DIRECTIONS
All entries are to be quoted exactly; the images stay out of the copy.

EXTRACTED MATERIAL
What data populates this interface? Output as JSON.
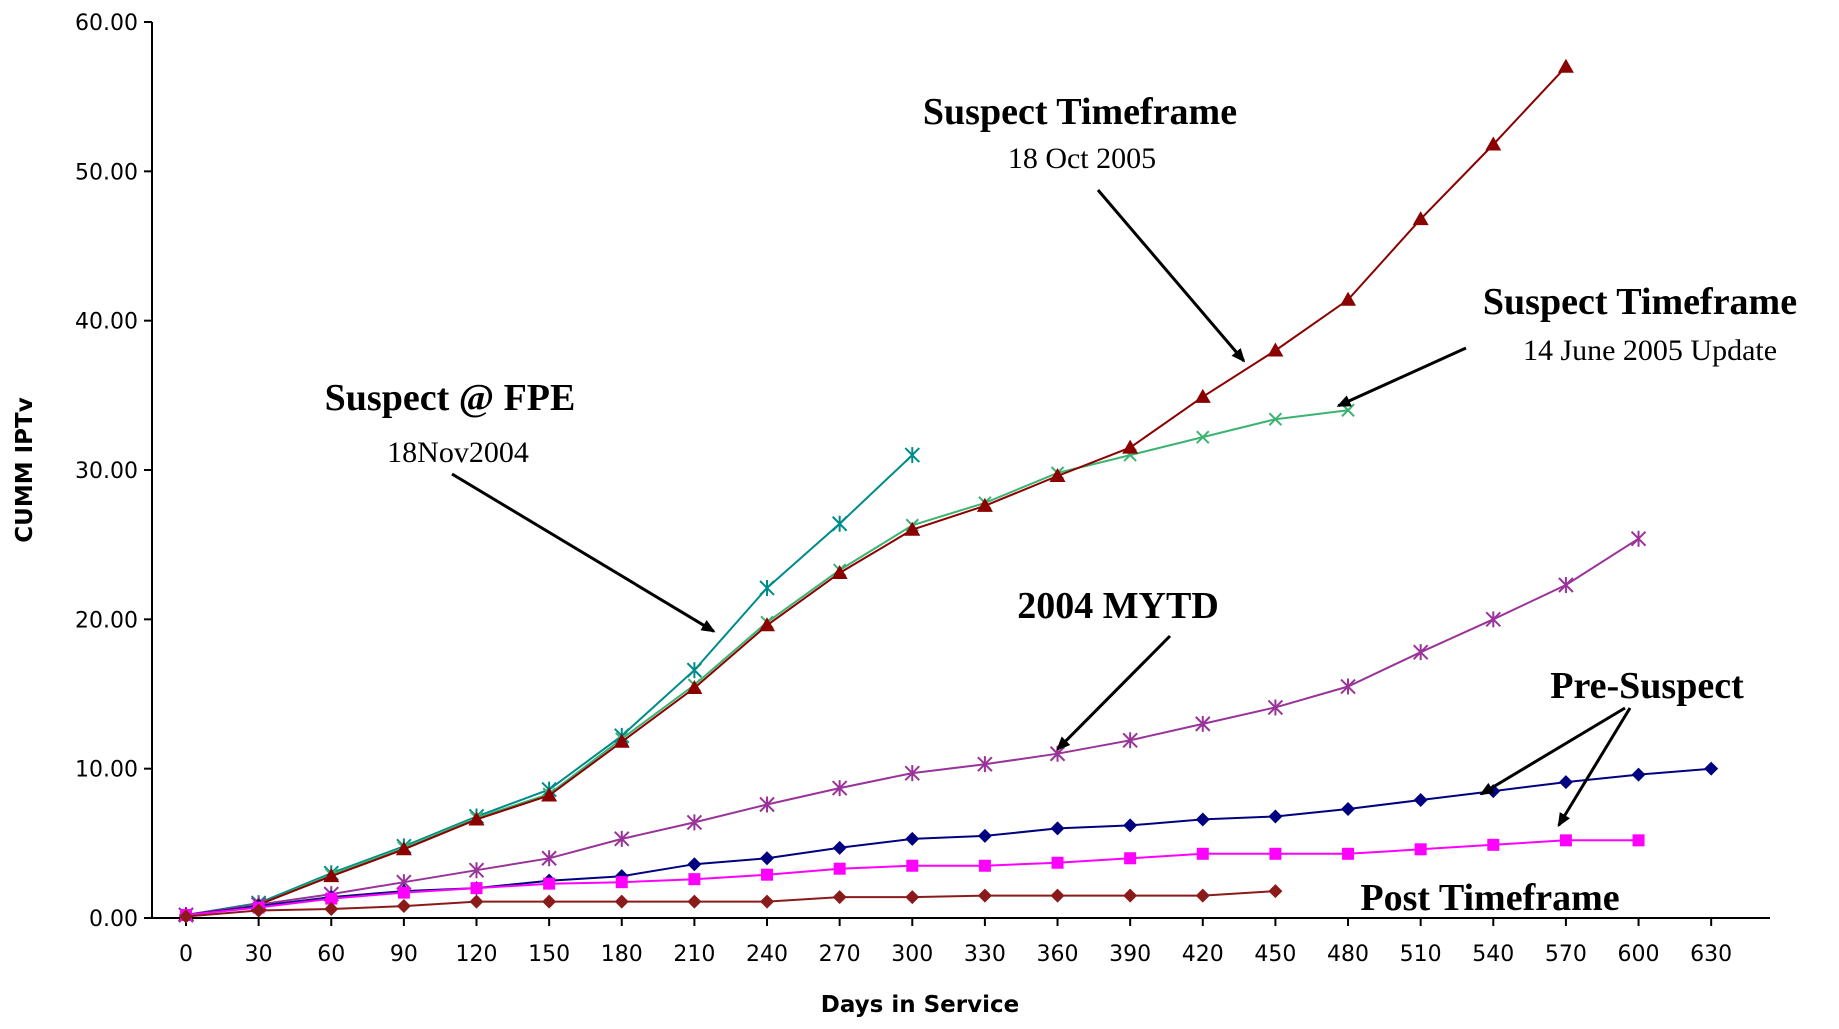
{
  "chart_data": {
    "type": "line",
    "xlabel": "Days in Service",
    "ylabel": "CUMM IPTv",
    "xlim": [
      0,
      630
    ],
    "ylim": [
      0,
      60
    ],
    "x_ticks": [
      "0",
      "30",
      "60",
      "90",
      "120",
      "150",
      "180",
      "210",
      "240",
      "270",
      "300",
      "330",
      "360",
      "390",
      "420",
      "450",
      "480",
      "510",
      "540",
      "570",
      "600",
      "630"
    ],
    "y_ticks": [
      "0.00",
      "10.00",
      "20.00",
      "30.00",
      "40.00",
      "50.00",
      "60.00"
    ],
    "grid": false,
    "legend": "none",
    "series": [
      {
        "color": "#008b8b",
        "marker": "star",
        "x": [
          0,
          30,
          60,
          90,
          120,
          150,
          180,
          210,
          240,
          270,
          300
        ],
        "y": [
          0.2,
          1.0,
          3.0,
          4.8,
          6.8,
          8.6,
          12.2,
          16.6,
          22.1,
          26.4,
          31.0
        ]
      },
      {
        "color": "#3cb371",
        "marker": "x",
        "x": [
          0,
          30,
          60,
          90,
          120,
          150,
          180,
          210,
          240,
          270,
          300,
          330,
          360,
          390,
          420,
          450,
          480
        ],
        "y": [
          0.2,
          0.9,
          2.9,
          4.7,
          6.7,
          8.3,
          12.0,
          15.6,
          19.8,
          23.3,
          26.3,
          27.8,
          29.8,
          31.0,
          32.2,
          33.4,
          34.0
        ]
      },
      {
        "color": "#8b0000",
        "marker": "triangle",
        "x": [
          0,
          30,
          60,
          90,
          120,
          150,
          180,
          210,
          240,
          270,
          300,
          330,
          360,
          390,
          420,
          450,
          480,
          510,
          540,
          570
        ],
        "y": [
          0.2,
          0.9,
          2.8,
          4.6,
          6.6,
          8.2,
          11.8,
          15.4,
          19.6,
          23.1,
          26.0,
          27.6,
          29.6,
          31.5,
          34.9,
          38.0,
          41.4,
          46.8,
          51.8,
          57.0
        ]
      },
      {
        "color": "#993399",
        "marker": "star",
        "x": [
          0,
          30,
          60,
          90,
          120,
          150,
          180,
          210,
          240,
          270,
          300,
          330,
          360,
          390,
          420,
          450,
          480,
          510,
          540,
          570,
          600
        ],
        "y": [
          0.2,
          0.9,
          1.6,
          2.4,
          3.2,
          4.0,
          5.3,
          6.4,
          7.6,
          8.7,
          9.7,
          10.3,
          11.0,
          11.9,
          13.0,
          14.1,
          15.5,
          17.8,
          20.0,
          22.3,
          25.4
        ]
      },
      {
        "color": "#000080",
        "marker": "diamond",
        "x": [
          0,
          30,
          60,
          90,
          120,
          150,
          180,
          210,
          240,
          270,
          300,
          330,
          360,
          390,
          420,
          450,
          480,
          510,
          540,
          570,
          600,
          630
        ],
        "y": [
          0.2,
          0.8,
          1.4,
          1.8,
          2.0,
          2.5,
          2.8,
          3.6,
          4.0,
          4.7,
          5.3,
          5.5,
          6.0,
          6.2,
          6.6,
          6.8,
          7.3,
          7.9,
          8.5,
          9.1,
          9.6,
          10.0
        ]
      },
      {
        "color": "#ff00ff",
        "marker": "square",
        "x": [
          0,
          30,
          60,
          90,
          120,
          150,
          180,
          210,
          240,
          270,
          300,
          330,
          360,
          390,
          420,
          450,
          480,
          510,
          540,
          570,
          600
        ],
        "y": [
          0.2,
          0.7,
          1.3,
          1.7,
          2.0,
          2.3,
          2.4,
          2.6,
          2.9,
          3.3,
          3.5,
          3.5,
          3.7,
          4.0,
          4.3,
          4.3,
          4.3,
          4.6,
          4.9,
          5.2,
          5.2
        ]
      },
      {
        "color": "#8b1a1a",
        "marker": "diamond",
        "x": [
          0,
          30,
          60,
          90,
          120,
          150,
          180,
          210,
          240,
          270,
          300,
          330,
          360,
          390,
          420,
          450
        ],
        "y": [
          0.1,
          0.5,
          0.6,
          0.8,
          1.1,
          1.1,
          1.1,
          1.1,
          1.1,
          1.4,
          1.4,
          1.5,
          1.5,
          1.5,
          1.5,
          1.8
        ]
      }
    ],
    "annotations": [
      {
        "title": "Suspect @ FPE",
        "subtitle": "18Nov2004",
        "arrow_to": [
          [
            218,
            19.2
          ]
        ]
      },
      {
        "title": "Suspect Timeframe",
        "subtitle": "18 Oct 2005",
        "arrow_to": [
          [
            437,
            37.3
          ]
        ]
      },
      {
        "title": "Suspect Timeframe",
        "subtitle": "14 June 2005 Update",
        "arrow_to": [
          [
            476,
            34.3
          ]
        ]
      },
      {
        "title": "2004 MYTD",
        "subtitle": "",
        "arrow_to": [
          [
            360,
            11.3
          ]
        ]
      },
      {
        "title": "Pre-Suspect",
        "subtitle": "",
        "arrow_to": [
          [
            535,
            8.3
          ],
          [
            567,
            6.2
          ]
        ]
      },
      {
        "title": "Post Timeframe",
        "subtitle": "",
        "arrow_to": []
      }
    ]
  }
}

CORRECT ANSWER
What data populates this interface? Output as JSON.
{
  "chart_data": {
    "type": "line",
    "xlabel": "Days in Service",
    "ylabel": "CUMM IPTv",
    "xlim": [
      0,
      630
    ],
    "ylim": [
      0,
      60
    ],
    "x_ticks": [
      "0",
      "30",
      "60",
      "90",
      "120",
      "150",
      "180",
      "210",
      "240",
      "270",
      "300",
      "330",
      "360",
      "390",
      "420",
      "450",
      "480",
      "510",
      "540",
      "570",
      "600",
      "630"
    ],
    "y_ticks": [
      "0.00",
      "10.00",
      "20.00",
      "30.00",
      "40.00",
      "50.00",
      "60.00"
    ],
    "grid": false,
    "legend": "none",
    "series": [
      {
        "color": "#008b8b",
        "marker": "star",
        "x": [
          0,
          30,
          60,
          90,
          120,
          150,
          180,
          210,
          240,
          270,
          300
        ],
        "y": [
          0.2,
          1.0,
          3.0,
          4.8,
          6.8,
          8.6,
          12.2,
          16.6,
          22.1,
          26.4,
          31.0
        ]
      },
      {
        "color": "#3cb371",
        "marker": "x",
        "x": [
          0,
          30,
          60,
          90,
          120,
          150,
          180,
          210,
          240,
          270,
          300,
          330,
          360,
          390,
          420,
          450,
          480
        ],
        "y": [
          0.2,
          0.9,
          2.9,
          4.7,
          6.7,
          8.3,
          12.0,
          15.6,
          19.8,
          23.3,
          26.3,
          27.8,
          29.8,
          31.0,
          32.2,
          33.4,
          34.0
        ]
      },
      {
        "color": "#8b0000",
        "marker": "triangle",
        "x": [
          0,
          30,
          60,
          90,
          120,
          150,
          180,
          210,
          240,
          270,
          300,
          330,
          360,
          390,
          420,
          450,
          480,
          510,
          540,
          570
        ],
        "y": [
          0.2,
          0.9,
          2.8,
          4.6,
          6.6,
          8.2,
          11.8,
          15.4,
          19.6,
          23.1,
          26.0,
          27.6,
          29.6,
          31.5,
          34.9,
          38.0,
          41.4,
          46.8,
          51.8,
          57.0
        ]
      },
      {
        "color": "#993399",
        "marker": "star",
        "x": [
          0,
          30,
          60,
          90,
          120,
          150,
          180,
          210,
          240,
          270,
          300,
          330,
          360,
          390,
          420,
          450,
          480,
          510,
          540,
          570,
          600
        ],
        "y": [
          0.2,
          0.9,
          1.6,
          2.4,
          3.2,
          4.0,
          5.3,
          6.4,
          7.6,
          8.7,
          9.7,
          10.3,
          11.0,
          11.9,
          13.0,
          14.1,
          15.5,
          17.8,
          20.0,
          22.3,
          25.4
        ]
      },
      {
        "color": "#000080",
        "marker": "diamond",
        "x": [
          0,
          30,
          60,
          90,
          120,
          150,
          180,
          210,
          240,
          270,
          300,
          330,
          360,
          390,
          420,
          450,
          480,
          510,
          540,
          570,
          600,
          630
        ],
        "y": [
          0.2,
          0.8,
          1.4,
          1.8,
          2.0,
          2.5,
          2.8,
          3.6,
          4.0,
          4.7,
          5.3,
          5.5,
          6.0,
          6.2,
          6.6,
          6.8,
          7.3,
          7.9,
          8.5,
          9.1,
          9.6,
          10.0
        ]
      },
      {
        "color": "#ff00ff",
        "marker": "square",
        "x": [
          0,
          30,
          60,
          90,
          120,
          150,
          180,
          210,
          240,
          270,
          300,
          330,
          360,
          390,
          420,
          450,
          480,
          510,
          540,
          570,
          600
        ],
        "y": [
          0.2,
          0.7,
          1.3,
          1.7,
          2.0,
          2.3,
          2.4,
          2.6,
          2.9,
          3.3,
          3.5,
          3.5,
          3.7,
          4.0,
          4.3,
          4.3,
          4.3,
          4.6,
          4.9,
          5.2,
          5.2
        ]
      },
      {
        "color": "#8b1a1a",
        "marker": "diamond",
        "x": [
          0,
          30,
          60,
          90,
          120,
          150,
          180,
          210,
          240,
          270,
          300,
          330,
          360,
          390,
          420,
          450
        ],
        "y": [
          0.1,
          0.5,
          0.6,
          0.8,
          1.1,
          1.1,
          1.1,
          1.1,
          1.1,
          1.4,
          1.4,
          1.5,
          1.5,
          1.5,
          1.5,
          1.8
        ]
      }
    ],
    "annotations": [
      {
        "title": "Suspect @ FPE",
        "subtitle": "18Nov2004",
        "arrow_to": [
          [
            218,
            19.2
          ]
        ]
      },
      {
        "title": "Suspect Timeframe",
        "subtitle": "18 Oct 2005",
        "arrow_to": [
          [
            437,
            37.3
          ]
        ]
      },
      {
        "title": "Suspect Timeframe",
        "subtitle": "14 June 2005 Update",
        "arrow_to": [
          [
            476,
            34.3
          ]
        ]
      },
      {
        "title": "2004 MYTD",
        "subtitle": "",
        "arrow_to": [
          [
            360,
            11.3
          ]
        ]
      },
      {
        "title": "Pre-Suspect",
        "subtitle": "",
        "arrow_to": [
          [
            535,
            8.3
          ],
          [
            567,
            6.2
          ]
        ]
      },
      {
        "title": "Post Timeframe",
        "subtitle": "",
        "arrow_to": []
      }
    ]
  }
}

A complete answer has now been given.